REQUIREMENT -> Determine how many lines in these records hold "руки". Only the number is wanted.

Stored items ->
++++++

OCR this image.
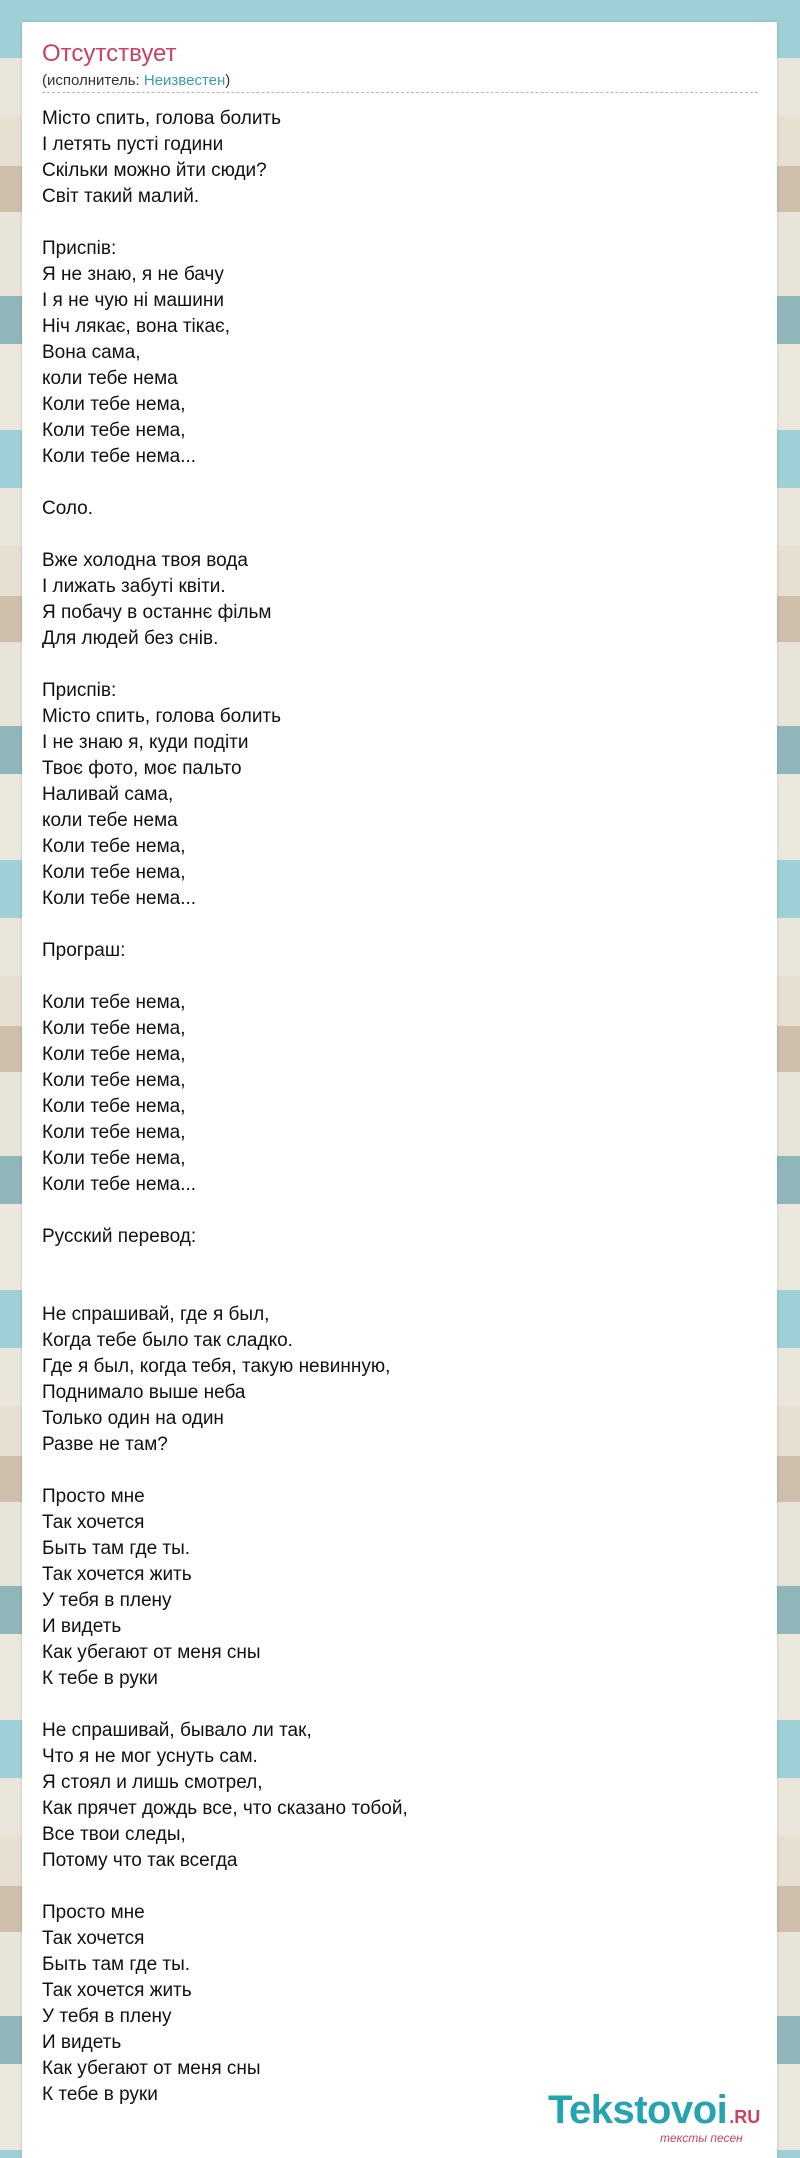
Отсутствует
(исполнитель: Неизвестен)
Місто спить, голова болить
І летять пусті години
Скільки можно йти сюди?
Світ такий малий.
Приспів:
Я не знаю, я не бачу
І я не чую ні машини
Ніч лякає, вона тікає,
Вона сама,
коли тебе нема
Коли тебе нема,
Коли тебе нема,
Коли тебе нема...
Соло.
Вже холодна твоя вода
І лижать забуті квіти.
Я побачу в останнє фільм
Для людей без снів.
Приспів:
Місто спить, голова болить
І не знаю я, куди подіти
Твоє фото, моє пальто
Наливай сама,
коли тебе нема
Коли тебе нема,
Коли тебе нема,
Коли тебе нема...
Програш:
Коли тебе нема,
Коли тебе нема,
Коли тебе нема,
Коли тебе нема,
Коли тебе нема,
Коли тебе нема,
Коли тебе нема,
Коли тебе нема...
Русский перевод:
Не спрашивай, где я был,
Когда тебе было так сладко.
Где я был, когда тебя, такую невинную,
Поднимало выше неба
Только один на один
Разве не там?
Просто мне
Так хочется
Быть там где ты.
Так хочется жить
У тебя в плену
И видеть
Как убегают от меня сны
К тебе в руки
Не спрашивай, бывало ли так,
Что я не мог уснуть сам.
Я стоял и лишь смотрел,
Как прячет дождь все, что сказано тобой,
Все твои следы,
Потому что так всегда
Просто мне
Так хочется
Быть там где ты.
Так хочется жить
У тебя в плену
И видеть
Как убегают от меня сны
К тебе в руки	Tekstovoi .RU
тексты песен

++++++

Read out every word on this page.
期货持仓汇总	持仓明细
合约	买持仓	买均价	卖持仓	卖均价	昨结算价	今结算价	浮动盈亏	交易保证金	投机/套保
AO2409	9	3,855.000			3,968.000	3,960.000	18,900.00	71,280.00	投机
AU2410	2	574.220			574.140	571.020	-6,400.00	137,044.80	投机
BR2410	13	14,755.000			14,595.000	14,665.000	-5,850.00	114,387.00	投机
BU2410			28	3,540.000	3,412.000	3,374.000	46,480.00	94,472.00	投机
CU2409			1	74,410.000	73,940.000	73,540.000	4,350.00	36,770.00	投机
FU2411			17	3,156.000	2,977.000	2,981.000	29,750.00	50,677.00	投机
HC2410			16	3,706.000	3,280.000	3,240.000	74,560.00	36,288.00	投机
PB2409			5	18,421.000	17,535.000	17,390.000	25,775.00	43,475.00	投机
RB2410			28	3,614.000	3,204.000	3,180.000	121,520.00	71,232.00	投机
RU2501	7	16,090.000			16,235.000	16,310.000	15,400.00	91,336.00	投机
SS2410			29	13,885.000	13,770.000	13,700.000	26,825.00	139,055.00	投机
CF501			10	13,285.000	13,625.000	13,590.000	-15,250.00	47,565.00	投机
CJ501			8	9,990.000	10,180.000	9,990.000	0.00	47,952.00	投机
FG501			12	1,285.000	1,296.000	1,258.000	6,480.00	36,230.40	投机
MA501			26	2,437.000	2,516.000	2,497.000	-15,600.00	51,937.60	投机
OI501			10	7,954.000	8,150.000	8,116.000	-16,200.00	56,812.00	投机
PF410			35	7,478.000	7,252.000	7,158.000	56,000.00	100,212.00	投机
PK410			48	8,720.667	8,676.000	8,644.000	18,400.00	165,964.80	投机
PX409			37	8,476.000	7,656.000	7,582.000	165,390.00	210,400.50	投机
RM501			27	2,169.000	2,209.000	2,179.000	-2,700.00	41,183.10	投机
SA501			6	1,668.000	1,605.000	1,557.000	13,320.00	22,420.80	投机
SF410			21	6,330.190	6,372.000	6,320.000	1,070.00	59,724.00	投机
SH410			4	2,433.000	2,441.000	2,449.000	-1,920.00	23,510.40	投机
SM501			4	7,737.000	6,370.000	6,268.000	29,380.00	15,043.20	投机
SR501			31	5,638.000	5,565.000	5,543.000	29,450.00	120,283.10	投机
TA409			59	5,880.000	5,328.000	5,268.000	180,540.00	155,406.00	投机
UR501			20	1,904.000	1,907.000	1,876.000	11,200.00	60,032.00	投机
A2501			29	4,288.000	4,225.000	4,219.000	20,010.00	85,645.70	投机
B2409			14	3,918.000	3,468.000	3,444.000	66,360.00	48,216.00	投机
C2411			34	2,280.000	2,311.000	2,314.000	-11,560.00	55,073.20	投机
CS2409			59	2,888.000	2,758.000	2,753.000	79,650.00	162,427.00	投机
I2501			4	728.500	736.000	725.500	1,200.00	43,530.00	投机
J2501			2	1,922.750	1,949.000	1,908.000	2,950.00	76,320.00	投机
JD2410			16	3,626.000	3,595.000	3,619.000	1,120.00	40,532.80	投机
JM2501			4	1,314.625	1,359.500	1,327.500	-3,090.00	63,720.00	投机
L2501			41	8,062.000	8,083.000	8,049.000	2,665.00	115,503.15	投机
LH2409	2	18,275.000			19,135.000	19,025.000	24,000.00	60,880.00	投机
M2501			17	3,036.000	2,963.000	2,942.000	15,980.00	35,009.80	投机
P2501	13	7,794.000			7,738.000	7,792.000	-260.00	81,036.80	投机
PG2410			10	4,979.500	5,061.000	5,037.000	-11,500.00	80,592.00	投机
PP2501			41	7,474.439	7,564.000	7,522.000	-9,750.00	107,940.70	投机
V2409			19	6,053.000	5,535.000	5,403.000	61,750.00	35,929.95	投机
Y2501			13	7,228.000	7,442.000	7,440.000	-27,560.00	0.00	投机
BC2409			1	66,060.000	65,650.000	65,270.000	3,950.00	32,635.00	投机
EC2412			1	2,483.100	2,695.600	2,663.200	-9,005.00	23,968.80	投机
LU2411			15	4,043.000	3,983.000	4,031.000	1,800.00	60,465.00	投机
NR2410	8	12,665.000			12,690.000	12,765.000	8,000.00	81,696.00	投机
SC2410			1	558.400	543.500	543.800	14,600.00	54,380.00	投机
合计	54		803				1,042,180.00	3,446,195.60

++++++

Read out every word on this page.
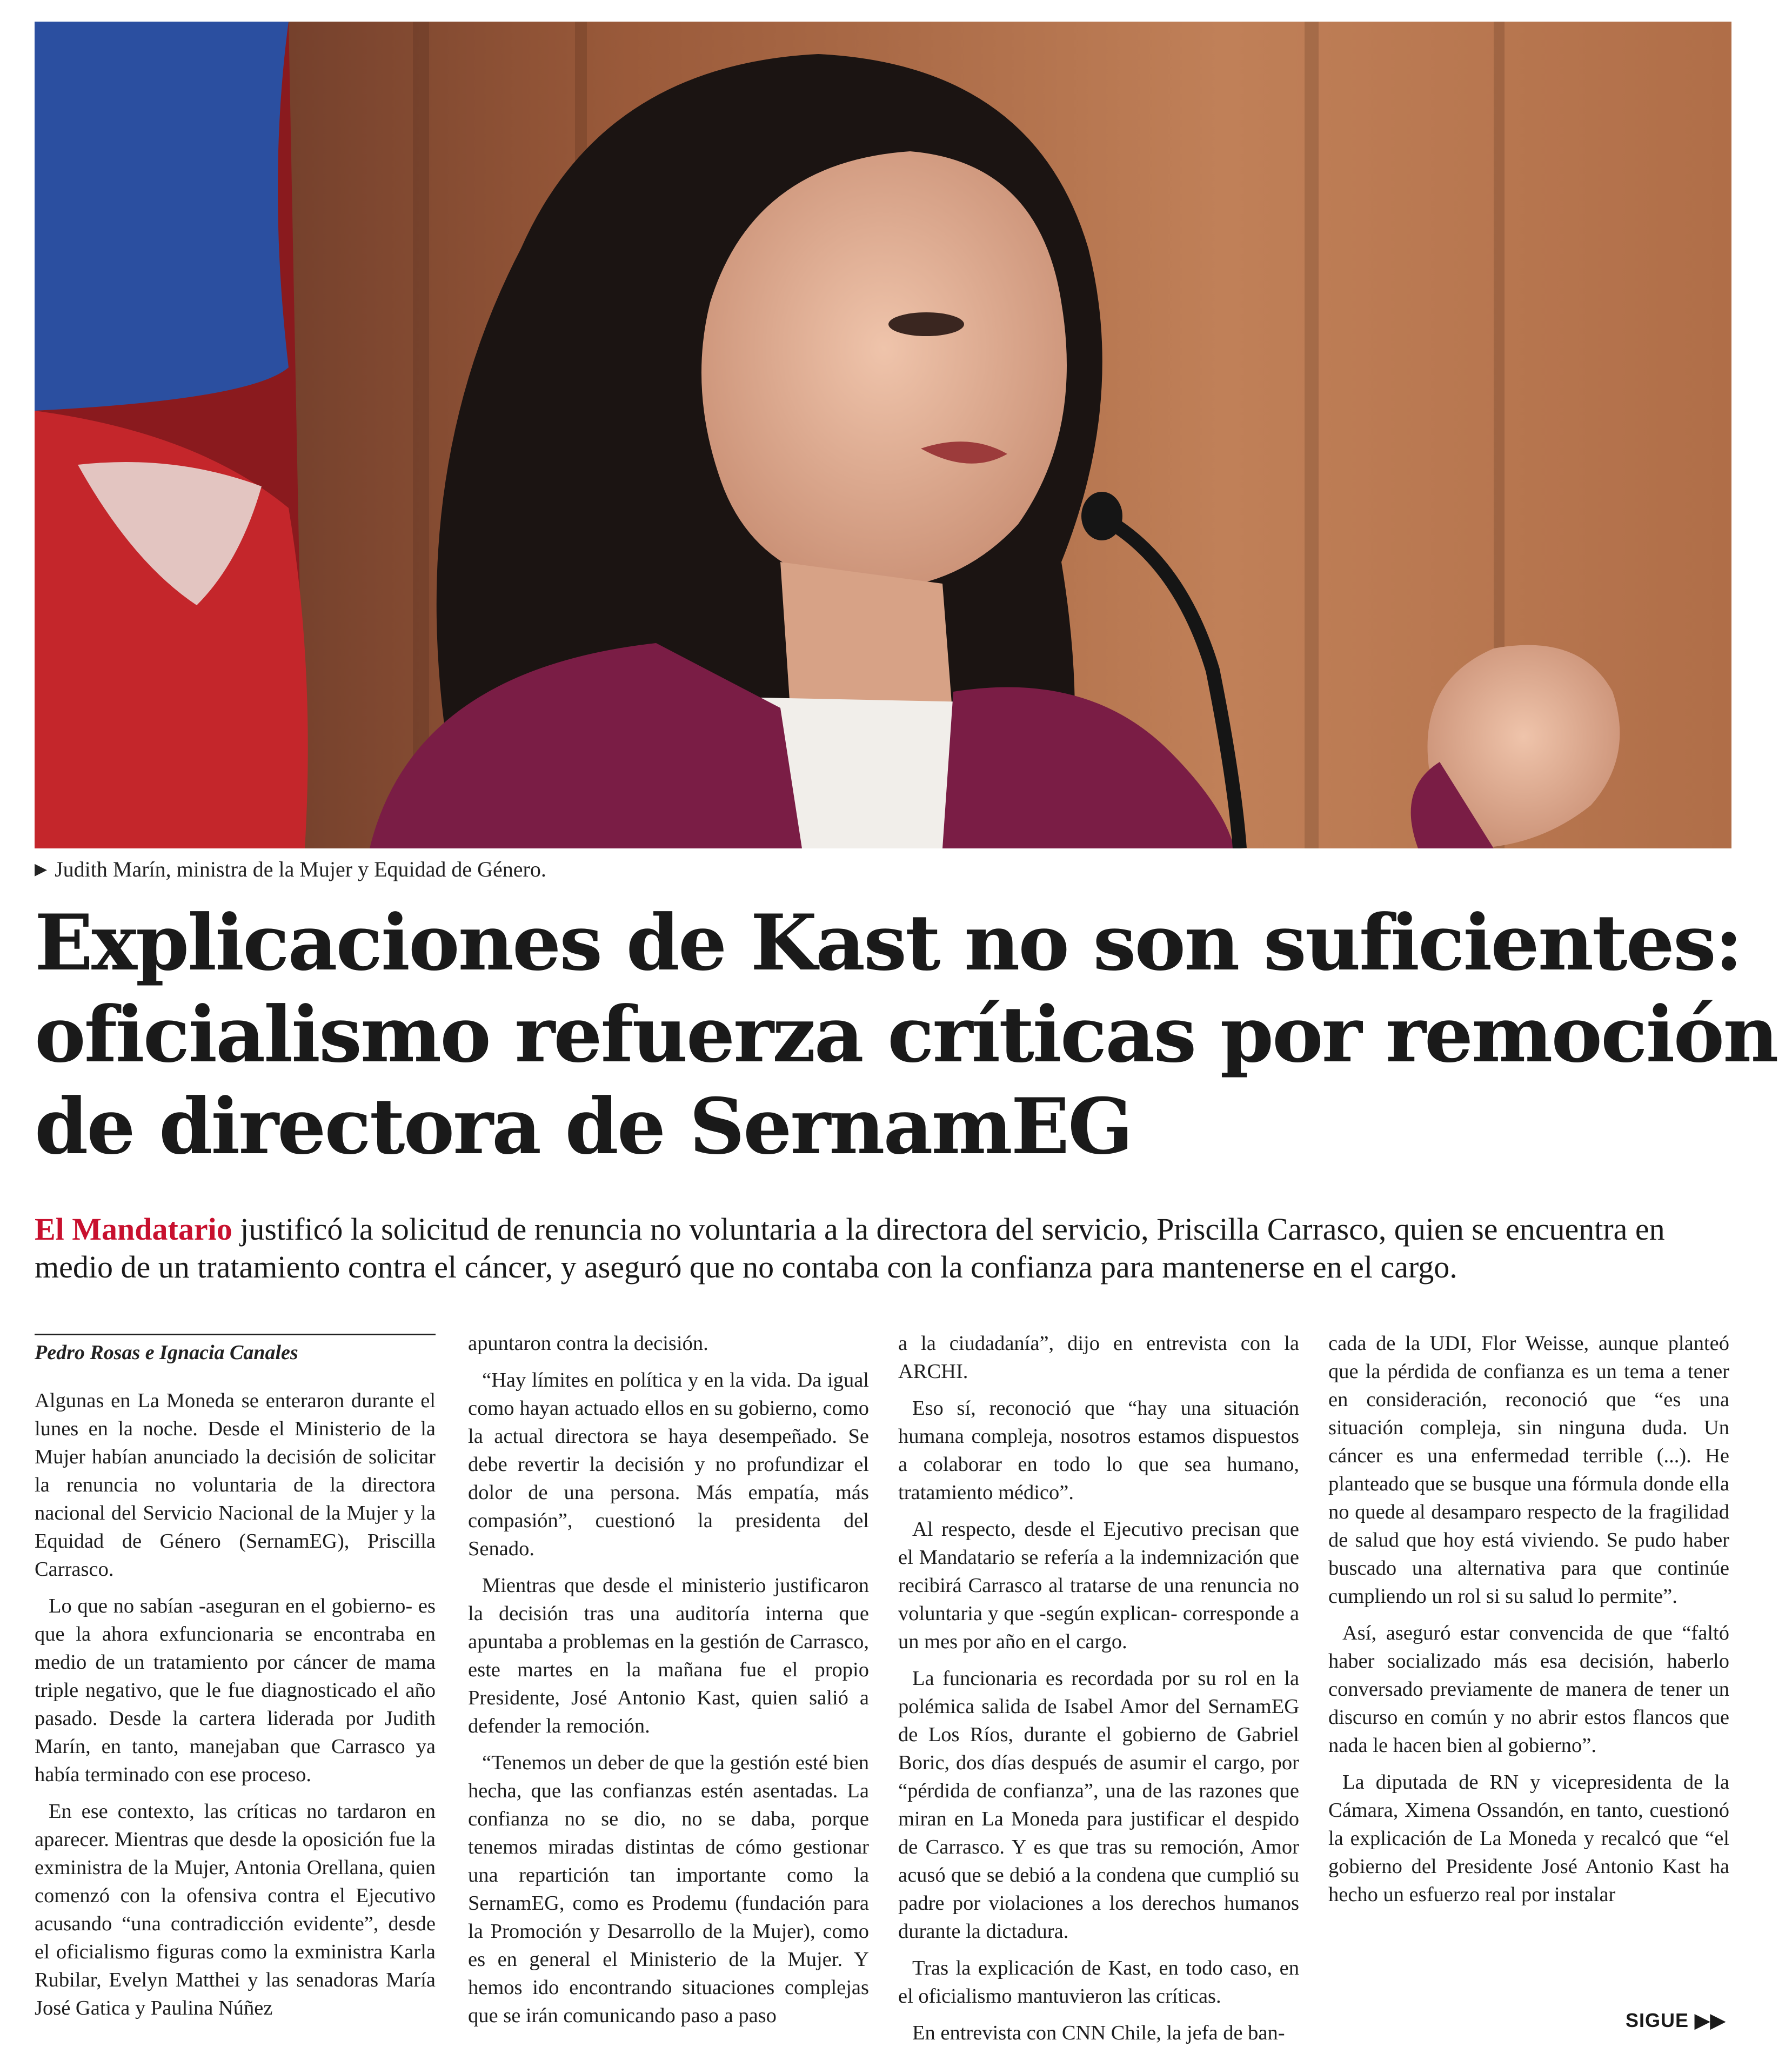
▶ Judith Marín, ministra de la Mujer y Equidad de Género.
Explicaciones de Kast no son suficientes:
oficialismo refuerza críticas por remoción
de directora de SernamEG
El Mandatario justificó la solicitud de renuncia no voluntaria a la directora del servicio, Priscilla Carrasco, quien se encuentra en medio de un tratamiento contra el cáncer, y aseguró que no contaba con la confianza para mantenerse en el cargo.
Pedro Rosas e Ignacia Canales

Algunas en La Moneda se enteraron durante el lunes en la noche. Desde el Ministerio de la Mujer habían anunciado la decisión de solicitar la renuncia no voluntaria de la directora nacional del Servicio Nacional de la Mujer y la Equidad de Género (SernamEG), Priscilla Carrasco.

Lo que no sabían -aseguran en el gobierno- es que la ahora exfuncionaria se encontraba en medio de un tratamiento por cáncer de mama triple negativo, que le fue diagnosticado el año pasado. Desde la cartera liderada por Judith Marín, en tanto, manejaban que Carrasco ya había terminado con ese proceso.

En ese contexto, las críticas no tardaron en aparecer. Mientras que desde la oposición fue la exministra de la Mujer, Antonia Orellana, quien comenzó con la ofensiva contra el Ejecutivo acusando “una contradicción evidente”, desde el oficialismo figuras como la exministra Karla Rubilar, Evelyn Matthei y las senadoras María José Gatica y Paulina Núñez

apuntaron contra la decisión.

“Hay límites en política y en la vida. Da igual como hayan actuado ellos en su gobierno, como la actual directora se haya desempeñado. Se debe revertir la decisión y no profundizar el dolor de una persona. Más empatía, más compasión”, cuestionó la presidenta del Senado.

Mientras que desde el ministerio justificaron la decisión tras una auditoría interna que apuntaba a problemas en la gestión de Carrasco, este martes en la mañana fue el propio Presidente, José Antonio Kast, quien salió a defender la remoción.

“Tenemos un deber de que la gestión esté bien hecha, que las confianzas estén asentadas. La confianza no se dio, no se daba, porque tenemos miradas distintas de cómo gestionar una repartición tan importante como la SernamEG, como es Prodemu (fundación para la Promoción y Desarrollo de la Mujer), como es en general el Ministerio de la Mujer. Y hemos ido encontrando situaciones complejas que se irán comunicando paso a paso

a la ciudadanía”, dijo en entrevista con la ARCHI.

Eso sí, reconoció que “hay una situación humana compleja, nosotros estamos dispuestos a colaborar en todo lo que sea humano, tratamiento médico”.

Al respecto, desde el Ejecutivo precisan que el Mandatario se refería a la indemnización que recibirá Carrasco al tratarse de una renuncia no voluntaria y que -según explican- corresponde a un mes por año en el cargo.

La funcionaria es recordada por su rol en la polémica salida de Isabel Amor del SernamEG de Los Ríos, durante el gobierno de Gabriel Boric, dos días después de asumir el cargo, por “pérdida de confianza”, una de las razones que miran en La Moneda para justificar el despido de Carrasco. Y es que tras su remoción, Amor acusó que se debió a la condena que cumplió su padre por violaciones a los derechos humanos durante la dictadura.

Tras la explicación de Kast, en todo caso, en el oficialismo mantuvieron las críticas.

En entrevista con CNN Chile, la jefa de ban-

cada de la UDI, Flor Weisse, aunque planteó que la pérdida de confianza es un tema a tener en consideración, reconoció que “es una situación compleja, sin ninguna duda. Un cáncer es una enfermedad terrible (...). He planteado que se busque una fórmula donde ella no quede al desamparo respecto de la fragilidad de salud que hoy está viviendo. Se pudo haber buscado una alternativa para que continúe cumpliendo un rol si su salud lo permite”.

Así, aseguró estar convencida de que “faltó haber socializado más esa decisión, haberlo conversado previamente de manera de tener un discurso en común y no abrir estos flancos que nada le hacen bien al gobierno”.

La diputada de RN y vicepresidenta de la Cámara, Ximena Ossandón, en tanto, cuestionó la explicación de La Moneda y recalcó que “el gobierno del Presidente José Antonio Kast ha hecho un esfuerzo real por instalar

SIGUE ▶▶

++++++

FINISHED ANSWER -> 2